- **Exercise requirements**:
Look over the lines below. Report each one that includes the string "Variación".

------------------------------------------------------------

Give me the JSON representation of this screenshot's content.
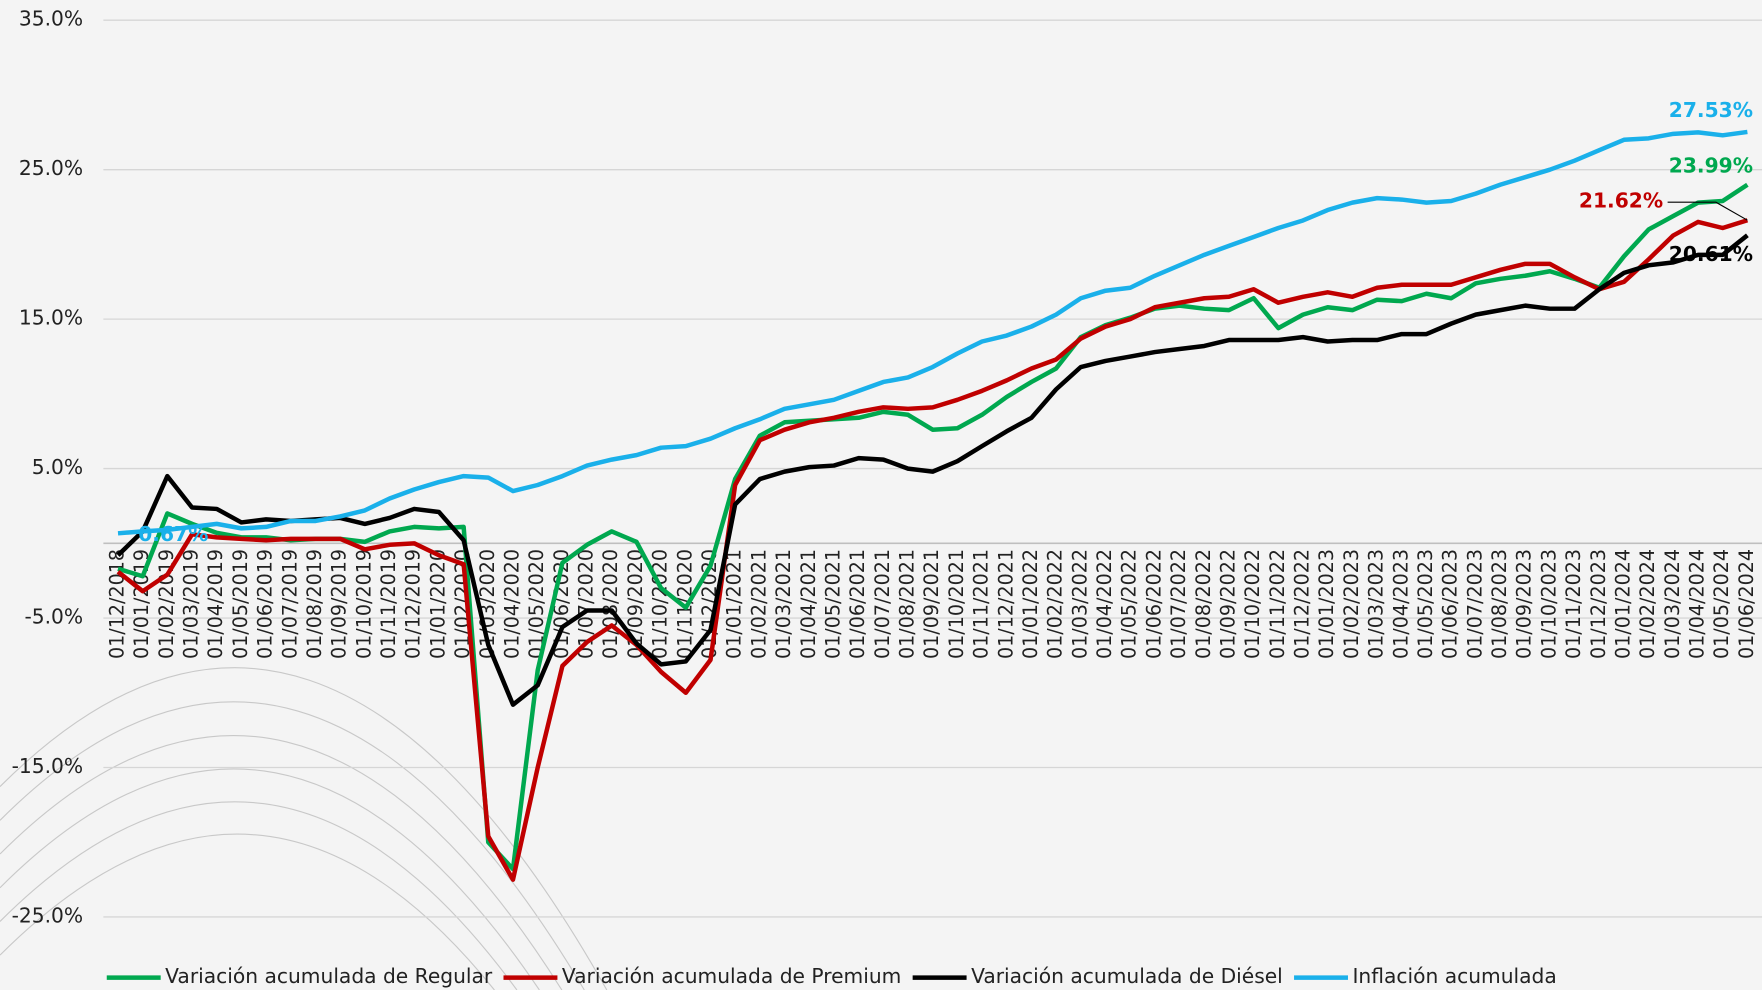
{
  "chart_data": {
    "type": "line",
    "categories": [
      "01/12/2018",
      "01/01/2019",
      "01/02/2019",
      "01/03/2019",
      "01/04/2019",
      "01/05/2019",
      "01/06/2019",
      "01/07/2019",
      "01/08/2019",
      "01/09/2019",
      "01/10/2019",
      "01/11/2019",
      "01/12/2019",
      "01/01/2020",
      "01/02/2020",
      "01/03/2020",
      "01/04/2020",
      "01/05/2020",
      "01/06/2020",
      "01/07/2020",
      "01/08/2020",
      "01/09/2020",
      "01/10/2020",
      "01/11/2020",
      "01/12/2020",
      "01/01/2021",
      "01/02/2021",
      "01/03/2021",
      "01/04/2021",
      "01/05/2021",
      "01/06/2021",
      "01/07/2021",
      "01/08/2021",
      "01/09/2021",
      "01/10/2021",
      "01/11/2021",
      "01/12/2021",
      "01/01/2022",
      "01/02/2022",
      "01/03/2022",
      "01/04/2022",
      "01/05/2022",
      "01/06/2022",
      "01/07/2022",
      "01/08/2022",
      "01/09/2022",
      "01/10/2022",
      "01/11/2022",
      "01/12/2022",
      "01/01/2023",
      "01/02/2023",
      "01/03/2023",
      "01/04/2023",
      "01/05/2023",
      "01/06/2023",
      "01/07/2023",
      "01/08/2023",
      "01/09/2023",
      "01/10/2023",
      "01/11/2023",
      "01/12/2023",
      "01/01/2024",
      "01/02/2024",
      "01/03/2024",
      "01/04/2024",
      "01/05/2024",
      "01/06/2024"
    ],
    "series": [
      {
        "name": "Variación acumulada de Regular",
        "color": "#00a84f",
        "values": [
          -1.7,
          -2.2,
          2.0,
          1.3,
          0.7,
          0.4,
          0.4,
          0.2,
          0.3,
          0.3,
          0.1,
          0.8,
          1.1,
          1.0,
          1.1,
          -20.0,
          -21.8,
          -8.5,
          -1.3,
          -0.1,
          0.8,
          0.1,
          -3.0,
          -4.3,
          -1.5,
          4.3,
          7.2,
          8.1,
          8.2,
          8.3,
          8.4,
          8.8,
          8.6,
          7.6,
          7.7,
          8.6,
          9.8,
          10.8,
          11.7,
          13.8,
          14.6,
          15.1,
          15.7,
          15.9,
          15.7,
          15.6,
          16.4,
          14.4,
          15.3,
          15.8,
          15.6,
          16.3,
          16.2,
          16.7,
          16.4,
          17.4,
          17.7,
          17.9,
          18.2,
          17.7,
          17.1,
          19.2,
          21.0,
          21.9,
          22.8,
          22.9,
          23.99
        ],
        "value_labels": [
          null,
          null,
          null,
          null,
          null,
          null,
          null,
          null,
          null,
          null,
          null,
          null,
          null,
          null,
          null,
          null,
          null,
          null,
          null,
          null,
          null,
          null,
          null,
          null,
          null,
          null,
          null,
          null,
          null,
          null,
          null,
          null,
          null,
          null,
          null,
          null,
          null,
          null,
          null,
          null,
          null,
          null,
          null,
          null,
          null,
          null,
          null,
          null,
          null,
          null,
          null,
          null,
          null,
          null,
          null,
          null,
          null,
          null,
          null,
          null,
          null,
          null,
          null,
          null,
          null,
          null,
          "23.99%"
        ]
      },
      {
        "name": "Variación acumulada de Premium",
        "color": "#c00000",
        "values": [
          -1.9,
          -3.2,
          -2.1,
          0.6,
          0.4,
          0.3,
          0.2,
          0.3,
          0.3,
          0.3,
          -0.4,
          -0.1,
          0.0,
          -0.8,
          -1.4,
          -19.6,
          -22.5,
          -15.0,
          -8.2,
          -6.6,
          -5.5,
          -6.8,
          -8.6,
          -10.0,
          -7.8,
          3.9,
          6.9,
          7.6,
          8.1,
          8.4,
          8.8,
          9.1,
          9.0,
          9.1,
          9.6,
          10.2,
          10.9,
          11.7,
          12.3,
          13.7,
          14.5,
          15.0,
          15.8,
          16.1,
          16.4,
          16.5,
          17.0,
          16.1,
          16.5,
          16.8,
          16.5,
          17.1,
          17.3,
          17.3,
          17.3,
          17.8,
          18.3,
          18.7,
          18.7,
          17.8,
          17.0,
          17.5,
          19.0,
          20.6,
          21.5,
          21.1,
          21.62
        ],
        "value_labels": [
          null,
          null,
          null,
          null,
          null,
          null,
          null,
          null,
          null,
          null,
          null,
          null,
          null,
          null,
          null,
          null,
          null,
          null,
          null,
          null,
          null,
          null,
          null,
          null,
          null,
          null,
          null,
          null,
          null,
          null,
          null,
          null,
          null,
          null,
          null,
          null,
          null,
          null,
          null,
          null,
          null,
          null,
          null,
          null,
          null,
          null,
          null,
          null,
          null,
          null,
          null,
          null,
          null,
          null,
          null,
          null,
          null,
          null,
          null,
          null,
          null,
          null,
          null,
          null,
          null,
          null,
          "21.62%"
        ]
      },
      {
        "name": "Variación acumulada de Diésel",
        "color": "#000000",
        "values": [
          -0.8,
          0.8,
          4.5,
          2.4,
          2.3,
          1.4,
          1.6,
          1.5,
          1.6,
          1.7,
          1.3,
          1.7,
          2.3,
          2.1,
          0.2,
          -6.8,
          -10.8,
          -9.5,
          -5.6,
          -4.5,
          -4.5,
          -6.7,
          -8.1,
          -7.9,
          -5.8,
          2.6,
          4.3,
          4.8,
          5.1,
          5.2,
          5.7,
          5.6,
          5.0,
          4.8,
          5.5,
          6.5,
          7.5,
          8.4,
          10.3,
          11.8,
          12.2,
          12.5,
          12.8,
          13.0,
          13.2,
          13.6,
          13.6,
          13.6,
          13.8,
          13.5,
          13.6,
          13.6,
          14.0,
          14.0,
          14.7,
          15.3,
          15.6,
          15.9,
          15.7,
          15.7,
          17.0,
          18.1,
          18.6,
          18.8,
          19.3,
          19.3,
          20.61
        ],
        "value_labels": [
          null,
          null,
          null,
          null,
          null,
          null,
          null,
          null,
          null,
          null,
          null,
          null,
          null,
          null,
          null,
          null,
          null,
          null,
          null,
          null,
          null,
          null,
          null,
          null,
          null,
          null,
          null,
          null,
          null,
          null,
          null,
          null,
          null,
          null,
          null,
          null,
          null,
          null,
          null,
          null,
          null,
          null,
          null,
          null,
          null,
          null,
          null,
          null,
          null,
          null,
          null,
          null,
          null,
          null,
          null,
          null,
          null,
          null,
          null,
          null,
          null,
          null,
          null,
          null,
          null,
          null,
          "20.61%"
        ]
      },
      {
        "name": "Inflación acumulada",
        "color": "#1ab0ea",
        "values": [
          0.67,
          0.8,
          0.9,
          1.1,
          1.3,
          1.0,
          1.1,
          1.5,
          1.5,
          1.8,
          2.2,
          3.0,
          3.6,
          4.1,
          4.5,
          4.4,
          3.5,
          3.9,
          4.5,
          5.2,
          5.6,
          5.9,
          6.4,
          6.5,
          7.0,
          7.7,
          8.3,
          9.0,
          9.3,
          9.6,
          10.2,
          10.8,
          11.1,
          11.8,
          12.7,
          13.5,
          13.9,
          14.5,
          15.3,
          16.4,
          16.9,
          17.1,
          17.9,
          18.6,
          19.3,
          19.9,
          20.5,
          21.1,
          21.6,
          22.3,
          22.8,
          23.1,
          23.0,
          22.8,
          22.9,
          23.4,
          24.0,
          24.5,
          25.0,
          25.6,
          26.3,
          27.0,
          27.1,
          27.4,
          27.5,
          27.3,
          27.53
        ],
        "value_labels": [
          "0.67%",
          null,
          null,
          null,
          null,
          null,
          null,
          null,
          null,
          null,
          null,
          null,
          null,
          null,
          null,
          null,
          null,
          null,
          null,
          null,
          null,
          null,
          null,
          null,
          null,
          null,
          null,
          null,
          null,
          null,
          null,
          null,
          null,
          null,
          null,
          null,
          null,
          null,
          null,
          null,
          null,
          null,
          null,
          null,
          null,
          null,
          null,
          null,
          null,
          null,
          null,
          null,
          null,
          null,
          null,
          null,
          null,
          null,
          null,
          null,
          null,
          null,
          null,
          null,
          null,
          null,
          "27.53%"
        ]
      }
    ],
    "ylim": [
      -25,
      35
    ],
    "yticks": [
      {
        "value": -25,
        "label": "-25.0%"
      },
      {
        "value": -15,
        "label": "-15.0%"
      },
      {
        "value": -5,
        "label": "-5.0%"
      },
      {
        "value": 5,
        "label": "5.0%"
      },
      {
        "value": 15,
        "label": "15.0%"
      },
      {
        "value": 25,
        "label": "25.0%"
      },
      {
        "value": 35,
        "label": "35.0%"
      }
    ],
    "grid": true,
    "legend": "bottom"
  }
}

------------------------------------------------------------

- **Task response**:
        "name": "Variación acumulada de Regular",
        "name": "Variación acumulada de Premium",
        "name": "Variación acumulada de Diésel",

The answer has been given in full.